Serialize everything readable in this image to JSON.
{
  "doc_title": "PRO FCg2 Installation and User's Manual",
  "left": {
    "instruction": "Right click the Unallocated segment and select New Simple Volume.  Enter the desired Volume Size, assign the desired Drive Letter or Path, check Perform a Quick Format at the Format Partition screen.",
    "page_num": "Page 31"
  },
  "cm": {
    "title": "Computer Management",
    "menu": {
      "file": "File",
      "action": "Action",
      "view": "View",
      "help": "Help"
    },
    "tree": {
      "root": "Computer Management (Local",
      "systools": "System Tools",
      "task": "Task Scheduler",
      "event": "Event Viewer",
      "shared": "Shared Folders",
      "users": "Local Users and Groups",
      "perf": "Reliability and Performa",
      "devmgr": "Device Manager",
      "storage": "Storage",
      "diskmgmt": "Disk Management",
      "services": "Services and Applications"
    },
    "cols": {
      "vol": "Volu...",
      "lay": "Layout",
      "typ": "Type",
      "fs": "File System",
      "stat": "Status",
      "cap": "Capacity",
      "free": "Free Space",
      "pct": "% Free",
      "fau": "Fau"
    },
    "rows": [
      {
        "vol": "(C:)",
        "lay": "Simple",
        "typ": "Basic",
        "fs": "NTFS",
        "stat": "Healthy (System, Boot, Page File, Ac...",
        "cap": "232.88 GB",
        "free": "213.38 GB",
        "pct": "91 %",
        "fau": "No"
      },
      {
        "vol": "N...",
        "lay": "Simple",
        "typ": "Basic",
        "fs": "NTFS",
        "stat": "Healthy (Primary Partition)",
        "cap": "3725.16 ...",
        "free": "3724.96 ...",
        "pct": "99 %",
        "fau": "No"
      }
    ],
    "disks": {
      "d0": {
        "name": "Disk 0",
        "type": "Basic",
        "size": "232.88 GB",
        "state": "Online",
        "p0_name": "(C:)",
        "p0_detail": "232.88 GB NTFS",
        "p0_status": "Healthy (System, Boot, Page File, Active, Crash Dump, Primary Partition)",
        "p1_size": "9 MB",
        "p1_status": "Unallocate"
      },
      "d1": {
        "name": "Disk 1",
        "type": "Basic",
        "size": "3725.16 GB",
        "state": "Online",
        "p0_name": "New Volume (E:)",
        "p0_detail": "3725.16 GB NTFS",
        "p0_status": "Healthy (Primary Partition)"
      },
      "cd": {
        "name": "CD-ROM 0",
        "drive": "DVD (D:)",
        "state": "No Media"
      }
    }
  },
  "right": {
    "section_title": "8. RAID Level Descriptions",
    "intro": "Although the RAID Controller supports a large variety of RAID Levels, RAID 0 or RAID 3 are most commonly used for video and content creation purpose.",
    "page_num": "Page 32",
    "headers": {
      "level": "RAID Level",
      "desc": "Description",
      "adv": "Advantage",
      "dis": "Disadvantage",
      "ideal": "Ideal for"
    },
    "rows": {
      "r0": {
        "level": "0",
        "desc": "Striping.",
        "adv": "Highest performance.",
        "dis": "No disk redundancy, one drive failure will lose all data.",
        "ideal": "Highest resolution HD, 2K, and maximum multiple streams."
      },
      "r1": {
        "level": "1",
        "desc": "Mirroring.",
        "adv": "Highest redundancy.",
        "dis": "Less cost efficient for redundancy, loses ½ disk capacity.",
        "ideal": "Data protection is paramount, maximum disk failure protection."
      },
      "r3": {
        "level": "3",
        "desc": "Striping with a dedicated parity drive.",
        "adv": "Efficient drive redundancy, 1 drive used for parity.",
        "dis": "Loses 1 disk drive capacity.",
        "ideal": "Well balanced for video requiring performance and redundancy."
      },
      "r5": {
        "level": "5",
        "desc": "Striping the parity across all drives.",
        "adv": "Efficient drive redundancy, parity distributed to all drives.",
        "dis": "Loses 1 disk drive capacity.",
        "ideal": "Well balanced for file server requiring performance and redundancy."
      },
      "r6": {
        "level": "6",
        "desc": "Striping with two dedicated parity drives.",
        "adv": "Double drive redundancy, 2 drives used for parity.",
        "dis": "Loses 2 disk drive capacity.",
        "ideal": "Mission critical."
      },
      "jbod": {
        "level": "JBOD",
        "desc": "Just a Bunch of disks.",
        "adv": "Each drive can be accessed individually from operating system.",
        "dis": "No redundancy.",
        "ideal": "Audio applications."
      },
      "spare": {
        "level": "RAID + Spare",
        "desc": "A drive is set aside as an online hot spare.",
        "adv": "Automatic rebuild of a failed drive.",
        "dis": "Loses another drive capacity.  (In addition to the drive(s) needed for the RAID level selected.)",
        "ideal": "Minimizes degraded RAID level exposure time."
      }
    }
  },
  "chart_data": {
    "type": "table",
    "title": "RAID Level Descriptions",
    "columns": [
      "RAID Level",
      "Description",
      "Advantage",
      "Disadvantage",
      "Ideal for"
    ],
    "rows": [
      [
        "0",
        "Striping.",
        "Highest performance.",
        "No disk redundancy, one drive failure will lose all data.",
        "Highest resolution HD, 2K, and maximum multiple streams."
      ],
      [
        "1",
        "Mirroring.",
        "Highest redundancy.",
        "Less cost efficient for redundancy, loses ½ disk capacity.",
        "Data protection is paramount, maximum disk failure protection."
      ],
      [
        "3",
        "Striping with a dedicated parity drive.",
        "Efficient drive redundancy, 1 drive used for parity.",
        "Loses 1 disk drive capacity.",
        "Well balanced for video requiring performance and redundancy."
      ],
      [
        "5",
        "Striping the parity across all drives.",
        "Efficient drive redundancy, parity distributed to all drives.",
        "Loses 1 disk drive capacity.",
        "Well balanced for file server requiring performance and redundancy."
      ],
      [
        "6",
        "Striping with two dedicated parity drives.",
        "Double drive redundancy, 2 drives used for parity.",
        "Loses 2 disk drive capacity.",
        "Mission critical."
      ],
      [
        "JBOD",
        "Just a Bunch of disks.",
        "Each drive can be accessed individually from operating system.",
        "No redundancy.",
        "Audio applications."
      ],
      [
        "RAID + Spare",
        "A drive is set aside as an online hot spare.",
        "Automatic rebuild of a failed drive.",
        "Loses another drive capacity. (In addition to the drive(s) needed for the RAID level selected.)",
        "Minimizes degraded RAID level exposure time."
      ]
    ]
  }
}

--

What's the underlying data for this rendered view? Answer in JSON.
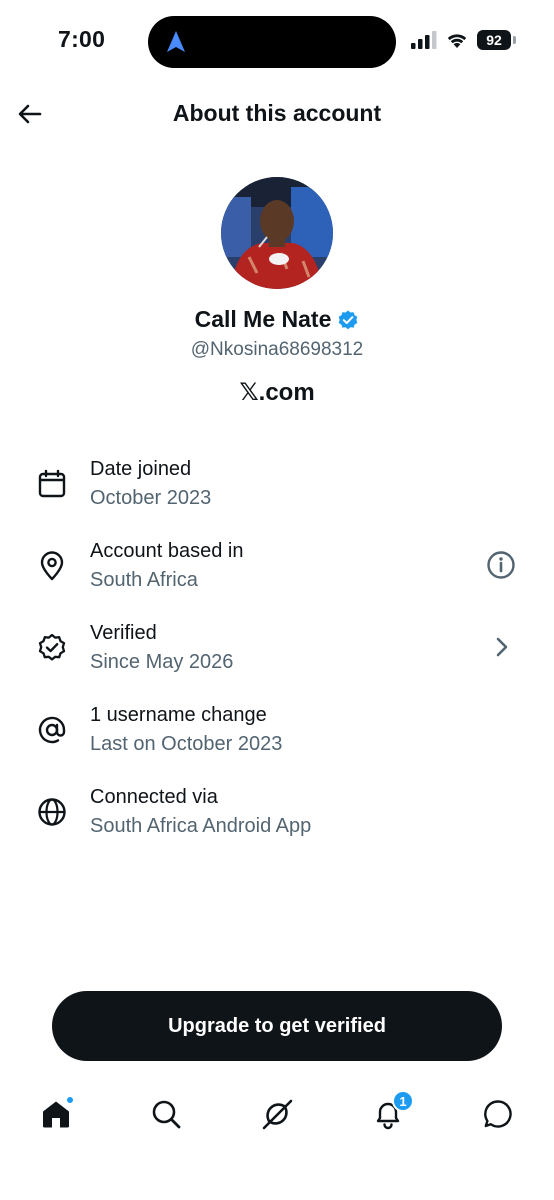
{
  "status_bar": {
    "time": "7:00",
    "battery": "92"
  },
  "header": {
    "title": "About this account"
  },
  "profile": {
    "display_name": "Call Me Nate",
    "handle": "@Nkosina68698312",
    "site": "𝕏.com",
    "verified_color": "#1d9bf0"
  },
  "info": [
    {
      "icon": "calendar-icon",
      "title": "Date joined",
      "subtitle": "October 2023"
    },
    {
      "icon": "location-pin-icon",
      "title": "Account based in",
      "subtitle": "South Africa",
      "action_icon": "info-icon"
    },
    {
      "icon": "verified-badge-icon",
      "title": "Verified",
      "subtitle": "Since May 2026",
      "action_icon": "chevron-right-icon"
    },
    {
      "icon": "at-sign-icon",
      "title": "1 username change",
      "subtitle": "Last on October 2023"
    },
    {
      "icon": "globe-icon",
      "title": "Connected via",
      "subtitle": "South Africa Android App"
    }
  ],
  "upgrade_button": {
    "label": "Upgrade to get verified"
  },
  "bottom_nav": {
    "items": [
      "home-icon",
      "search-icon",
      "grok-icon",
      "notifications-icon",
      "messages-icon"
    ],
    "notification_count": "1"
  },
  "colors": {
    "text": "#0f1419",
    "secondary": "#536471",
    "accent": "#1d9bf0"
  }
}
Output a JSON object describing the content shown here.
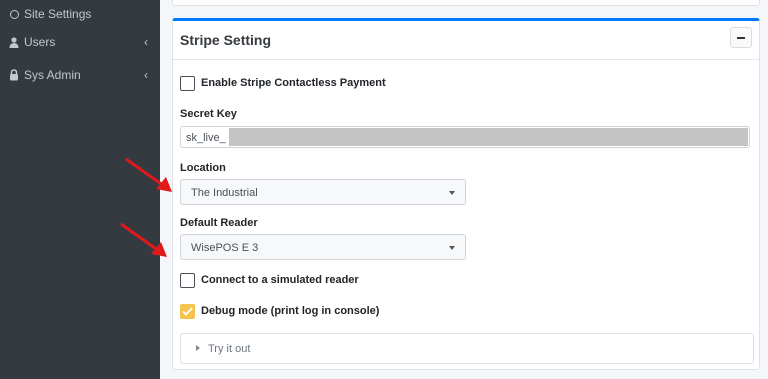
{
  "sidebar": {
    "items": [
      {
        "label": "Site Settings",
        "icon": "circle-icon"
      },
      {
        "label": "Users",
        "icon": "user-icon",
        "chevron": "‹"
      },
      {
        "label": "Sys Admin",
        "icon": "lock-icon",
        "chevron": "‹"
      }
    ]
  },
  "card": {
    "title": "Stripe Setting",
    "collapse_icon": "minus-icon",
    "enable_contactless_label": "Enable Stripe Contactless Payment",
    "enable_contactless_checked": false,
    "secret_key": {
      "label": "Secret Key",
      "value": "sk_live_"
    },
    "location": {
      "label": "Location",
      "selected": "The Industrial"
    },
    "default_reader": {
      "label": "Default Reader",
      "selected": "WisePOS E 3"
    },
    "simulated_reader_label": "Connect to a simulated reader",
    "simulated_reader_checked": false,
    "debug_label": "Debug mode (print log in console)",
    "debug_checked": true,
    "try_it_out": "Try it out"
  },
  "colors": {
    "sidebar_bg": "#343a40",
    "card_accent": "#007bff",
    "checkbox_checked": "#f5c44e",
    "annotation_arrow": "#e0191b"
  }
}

--

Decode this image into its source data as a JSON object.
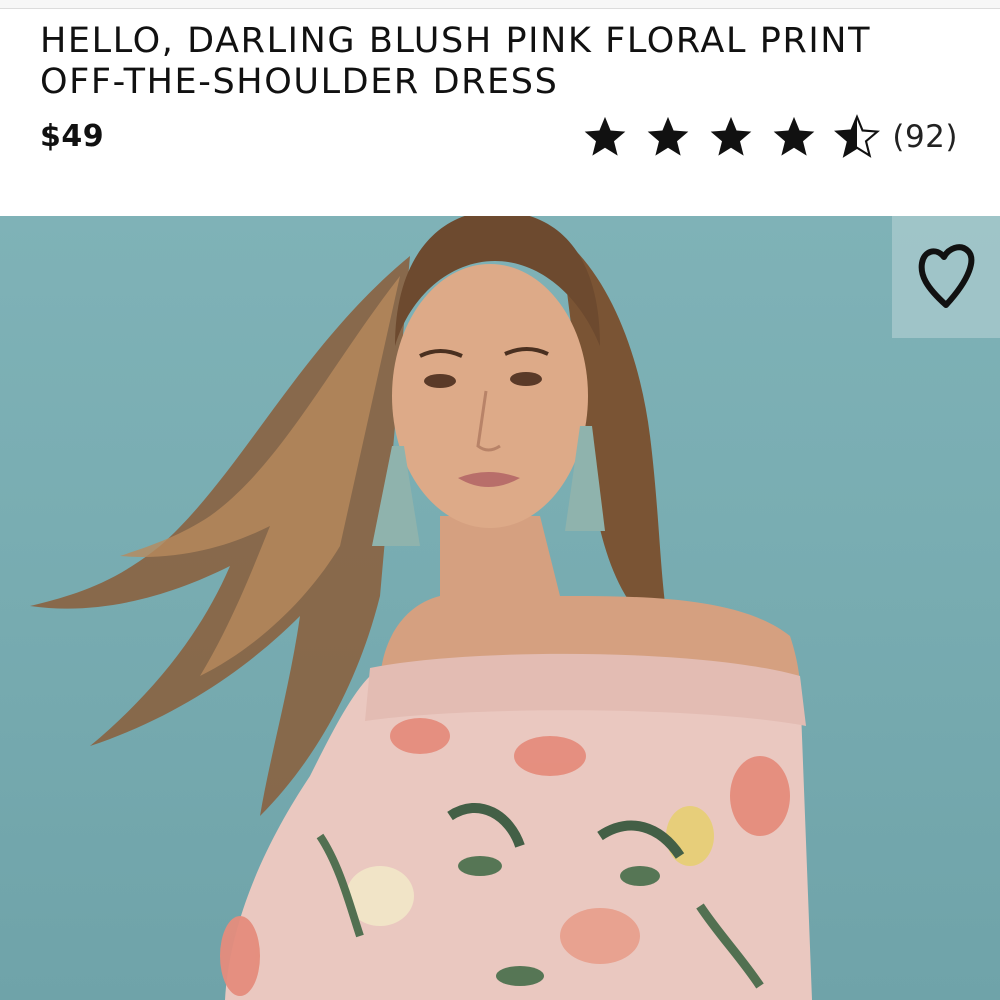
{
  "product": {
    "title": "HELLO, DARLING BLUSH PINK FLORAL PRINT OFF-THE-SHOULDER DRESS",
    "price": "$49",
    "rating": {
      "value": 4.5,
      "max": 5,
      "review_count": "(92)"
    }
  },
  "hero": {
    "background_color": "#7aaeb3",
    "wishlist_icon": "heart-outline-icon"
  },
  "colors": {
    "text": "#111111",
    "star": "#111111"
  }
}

--

* YOUR OBJECTIVE: Review the preceding data and report every line that includes the string "Minimizes".

* ANSWER TO THE PROBLEM:
        "ideal": "Minimizes degraded RAID level exposure time."
        "Minimizes degraded RAID level exposure time."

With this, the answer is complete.